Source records
....................

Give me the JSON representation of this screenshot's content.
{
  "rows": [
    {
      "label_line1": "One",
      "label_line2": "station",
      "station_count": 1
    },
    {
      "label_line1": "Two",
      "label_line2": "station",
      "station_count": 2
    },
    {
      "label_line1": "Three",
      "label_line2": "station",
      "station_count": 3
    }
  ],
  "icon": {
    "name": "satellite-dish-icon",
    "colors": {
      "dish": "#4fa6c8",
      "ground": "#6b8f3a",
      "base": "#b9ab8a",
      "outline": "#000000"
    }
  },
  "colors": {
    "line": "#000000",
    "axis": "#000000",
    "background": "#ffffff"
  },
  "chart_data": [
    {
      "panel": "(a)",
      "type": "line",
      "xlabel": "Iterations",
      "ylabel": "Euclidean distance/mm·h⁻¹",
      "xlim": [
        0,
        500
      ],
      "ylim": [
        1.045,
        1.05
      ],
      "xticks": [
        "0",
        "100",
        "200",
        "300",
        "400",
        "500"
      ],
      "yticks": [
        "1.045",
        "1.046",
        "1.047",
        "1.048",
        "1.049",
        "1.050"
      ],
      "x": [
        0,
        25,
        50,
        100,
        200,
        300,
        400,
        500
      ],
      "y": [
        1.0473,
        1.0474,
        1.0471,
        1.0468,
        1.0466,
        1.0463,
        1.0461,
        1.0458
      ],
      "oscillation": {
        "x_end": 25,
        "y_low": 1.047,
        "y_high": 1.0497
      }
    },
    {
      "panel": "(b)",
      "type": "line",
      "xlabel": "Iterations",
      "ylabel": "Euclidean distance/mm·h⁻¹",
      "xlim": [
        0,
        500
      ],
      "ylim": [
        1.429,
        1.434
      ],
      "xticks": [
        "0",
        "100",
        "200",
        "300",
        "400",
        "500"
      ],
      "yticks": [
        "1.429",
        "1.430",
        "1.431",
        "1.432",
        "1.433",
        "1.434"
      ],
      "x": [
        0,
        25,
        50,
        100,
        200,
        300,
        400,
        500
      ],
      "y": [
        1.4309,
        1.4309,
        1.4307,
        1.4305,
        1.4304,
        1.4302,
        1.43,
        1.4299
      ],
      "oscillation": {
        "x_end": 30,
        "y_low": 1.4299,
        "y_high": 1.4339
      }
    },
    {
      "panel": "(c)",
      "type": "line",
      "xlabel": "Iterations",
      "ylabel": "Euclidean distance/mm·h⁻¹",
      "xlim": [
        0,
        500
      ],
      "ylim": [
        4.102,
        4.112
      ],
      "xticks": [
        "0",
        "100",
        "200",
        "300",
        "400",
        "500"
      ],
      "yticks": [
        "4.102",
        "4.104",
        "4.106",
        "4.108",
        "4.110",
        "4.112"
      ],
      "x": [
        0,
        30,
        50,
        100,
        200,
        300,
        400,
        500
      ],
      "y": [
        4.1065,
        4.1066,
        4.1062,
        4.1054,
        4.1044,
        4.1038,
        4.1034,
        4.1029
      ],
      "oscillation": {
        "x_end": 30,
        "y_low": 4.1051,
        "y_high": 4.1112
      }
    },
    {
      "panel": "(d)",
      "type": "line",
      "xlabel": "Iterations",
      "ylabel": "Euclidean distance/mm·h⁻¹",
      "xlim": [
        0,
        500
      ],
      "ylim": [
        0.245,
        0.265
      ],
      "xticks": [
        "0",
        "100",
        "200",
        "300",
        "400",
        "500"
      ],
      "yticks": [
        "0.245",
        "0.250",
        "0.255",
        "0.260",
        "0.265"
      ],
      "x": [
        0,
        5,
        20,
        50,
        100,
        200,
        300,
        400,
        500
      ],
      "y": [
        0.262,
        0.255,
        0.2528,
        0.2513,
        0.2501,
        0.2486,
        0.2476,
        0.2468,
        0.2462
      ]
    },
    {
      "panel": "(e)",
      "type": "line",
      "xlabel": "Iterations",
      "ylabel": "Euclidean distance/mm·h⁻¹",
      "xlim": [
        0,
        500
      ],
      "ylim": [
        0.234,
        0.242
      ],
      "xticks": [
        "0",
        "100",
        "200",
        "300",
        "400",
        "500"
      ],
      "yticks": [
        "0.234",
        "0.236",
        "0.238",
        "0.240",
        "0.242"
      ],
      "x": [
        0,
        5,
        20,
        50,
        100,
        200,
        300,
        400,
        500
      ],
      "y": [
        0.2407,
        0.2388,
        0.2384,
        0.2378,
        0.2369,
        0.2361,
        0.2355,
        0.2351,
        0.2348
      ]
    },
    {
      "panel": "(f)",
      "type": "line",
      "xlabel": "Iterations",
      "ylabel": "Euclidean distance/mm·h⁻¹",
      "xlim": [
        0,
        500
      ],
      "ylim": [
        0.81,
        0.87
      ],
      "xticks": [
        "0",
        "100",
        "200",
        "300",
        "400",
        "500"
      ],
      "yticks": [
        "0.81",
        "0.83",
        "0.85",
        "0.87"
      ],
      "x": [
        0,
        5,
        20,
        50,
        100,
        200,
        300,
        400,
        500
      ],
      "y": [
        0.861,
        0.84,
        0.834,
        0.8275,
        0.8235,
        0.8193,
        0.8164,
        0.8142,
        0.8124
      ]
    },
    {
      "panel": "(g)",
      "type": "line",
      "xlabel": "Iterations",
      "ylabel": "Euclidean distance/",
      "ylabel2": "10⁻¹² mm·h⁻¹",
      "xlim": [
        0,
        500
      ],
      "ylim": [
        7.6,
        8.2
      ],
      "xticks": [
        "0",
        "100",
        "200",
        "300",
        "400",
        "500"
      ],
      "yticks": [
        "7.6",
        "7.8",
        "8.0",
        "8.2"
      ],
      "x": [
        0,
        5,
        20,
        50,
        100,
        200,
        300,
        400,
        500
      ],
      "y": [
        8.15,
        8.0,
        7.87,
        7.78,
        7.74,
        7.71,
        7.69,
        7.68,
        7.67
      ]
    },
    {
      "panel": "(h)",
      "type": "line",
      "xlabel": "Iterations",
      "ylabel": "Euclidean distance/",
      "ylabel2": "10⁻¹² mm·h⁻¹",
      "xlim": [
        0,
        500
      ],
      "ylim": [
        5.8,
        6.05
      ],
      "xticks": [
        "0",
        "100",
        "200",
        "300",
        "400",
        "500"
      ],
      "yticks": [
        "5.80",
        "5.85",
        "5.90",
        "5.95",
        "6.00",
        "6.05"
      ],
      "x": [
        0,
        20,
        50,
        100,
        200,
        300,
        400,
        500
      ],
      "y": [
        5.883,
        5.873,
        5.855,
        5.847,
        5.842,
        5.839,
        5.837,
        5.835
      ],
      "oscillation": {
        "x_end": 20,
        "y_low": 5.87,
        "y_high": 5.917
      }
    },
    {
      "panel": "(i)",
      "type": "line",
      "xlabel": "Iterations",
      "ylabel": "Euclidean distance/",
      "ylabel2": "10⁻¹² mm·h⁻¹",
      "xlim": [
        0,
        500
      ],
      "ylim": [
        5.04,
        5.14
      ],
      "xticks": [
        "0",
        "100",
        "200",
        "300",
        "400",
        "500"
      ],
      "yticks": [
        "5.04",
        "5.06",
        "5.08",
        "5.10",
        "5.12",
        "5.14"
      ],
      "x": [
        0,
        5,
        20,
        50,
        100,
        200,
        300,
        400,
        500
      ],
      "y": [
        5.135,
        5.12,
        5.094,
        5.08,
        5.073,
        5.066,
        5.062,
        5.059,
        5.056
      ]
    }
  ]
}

....................

**SET EXERCISE**
Whichever lines contain the string "panel", select and copy them.

**PROBLEM SOLUTION**
      "panel": "(a)",
      "panel": "(b)",
      "panel": "(c)",
      "panel": "(d)",
      "panel": "(e)",
      "panel": "(f)",
      "panel": "(g)",
      "panel": "(h)",
      "panel": "(i)",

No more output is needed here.